Filter the entries below, keeping only lines with the word "vehicle".

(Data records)
____________

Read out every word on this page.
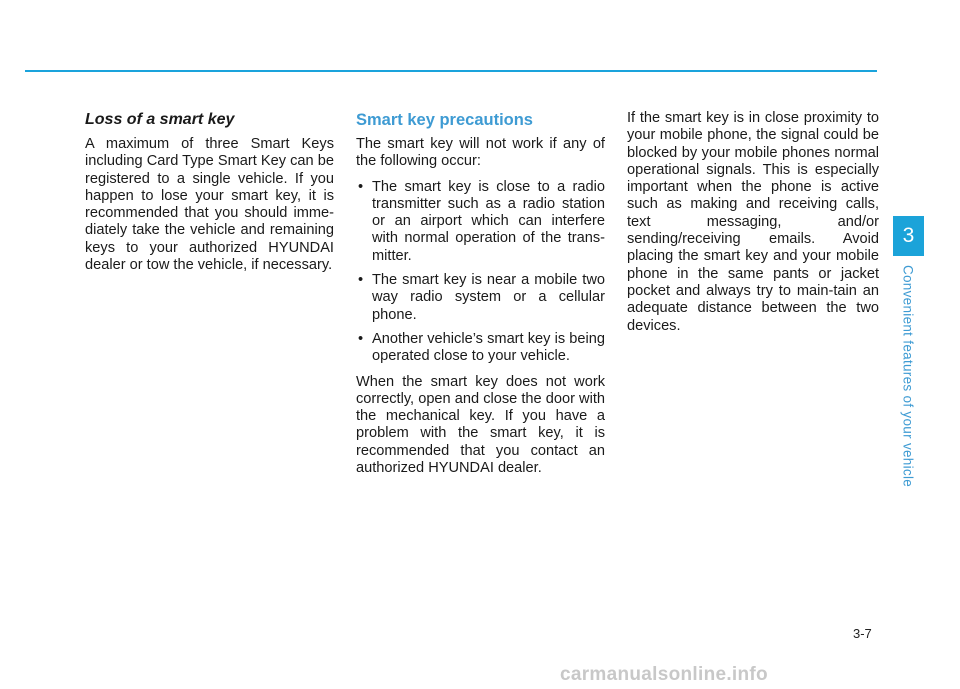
Loss of a smart key

A maximum of three Smart Keys including Card Type Smart Key can be registered to a single vehicle. If you happen to lose your smart key, it is recommended that you should imme-diately take the vehicle and remaining keys to your authorized HYUNDAI dealer or tow the vehicle, if necessary.

Smart key precautions

The smart key will not work if any of the following occur:

• The smart key is close to a radio transmitter such as a radio station or an airport which can interfere with normal operation of the trans-mitter.
• The smart key is near a mobile two way radio system or a cellular phone.
• Another vehicle’s smart key is being operated close to your vehicle.

When the smart key does not work correctly, open and close the door with the mechanical key. If you have a problem with the smart key, it is recommended that you contact an authorized HYUNDAI dealer.

If the smart key is in close proximity to your mobile phone, the signal could be blocked by your mobile phones normal operational signals. This is especially important when the phone is active such as making and receiving calls, text messaging, and/or sending/receiving emails. Avoid placing the smart key and your mobile phone in the same pants or jacket pocket and always try to main-tain an adequate distance between the two devices.

3
Convenient features of your vehicle
3-7
carmanualsonline.info
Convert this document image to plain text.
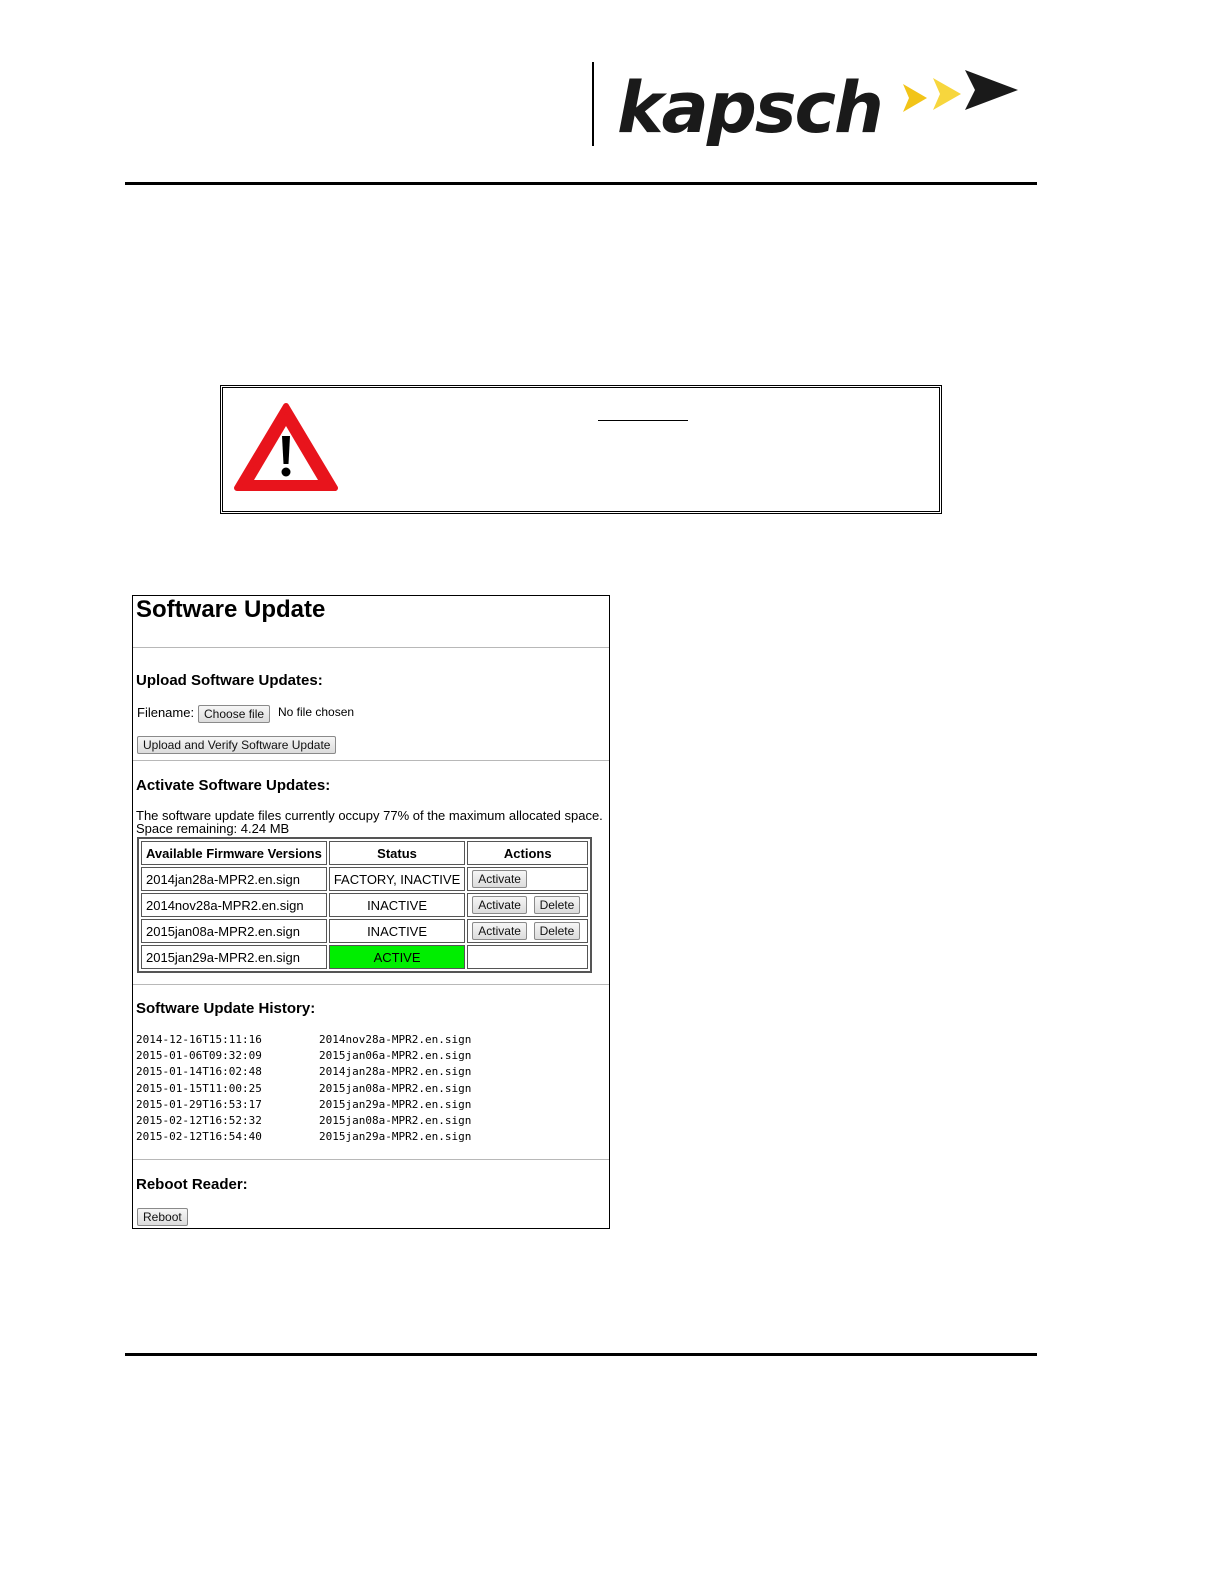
kapsch
Software Update
Upload Software Updates:
Filename: Choose file	No file chosen
Upload and Verify Software Update
Activate Software Updates:
The software update files currently occupy 77% of the maximum allocated space.
Space remaining: 4.24 MB
Available Firmware Versions	Status	Actions
2014jan28a-MPR2.en.sign	FACTORY, INACTIVE	Activate
2014nov28a-MPR2.en.sign	INACTIVE	Activate Delete
2015jan08a-MPR2.en.sign	INACTIVE	Activate Delete
2015jan29a-MPR2.en.sign	ACTIVE	
Software Update History:
2014-12-16T15:11:16	2014nov28a-MPR2.en.sign
2015-01-06T09:32:09	2015jan06a-MPR2.en.sign
2015-01-14T16:02:48	2014jan28a-MPR2.en.sign
2015-01-15T11:00:25	2015jan08a-MPR2.en.sign
2015-01-29T16:53:17	2015jan29a-MPR2.en.sign
2015-02-12T16:52:32	2015jan08a-MPR2.en.sign
2015-02-12T16:54:40	2015jan29a-MPR2.en.sign
Reboot Reader:
Reboot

____________

Finished exercise »
A maximum of three Smart Keys including Card Type Smart Key can be registered to a single vehicle. If you happen to lose your smart key, it is recommended that you should imme-diately take the vehicle and remaining keys to your authorized HYUNDAI dealer or tow the vehicle, if necessary.
• Another vehicle’s smart key is being operated close to your vehicle.
Convenient features of your vehicle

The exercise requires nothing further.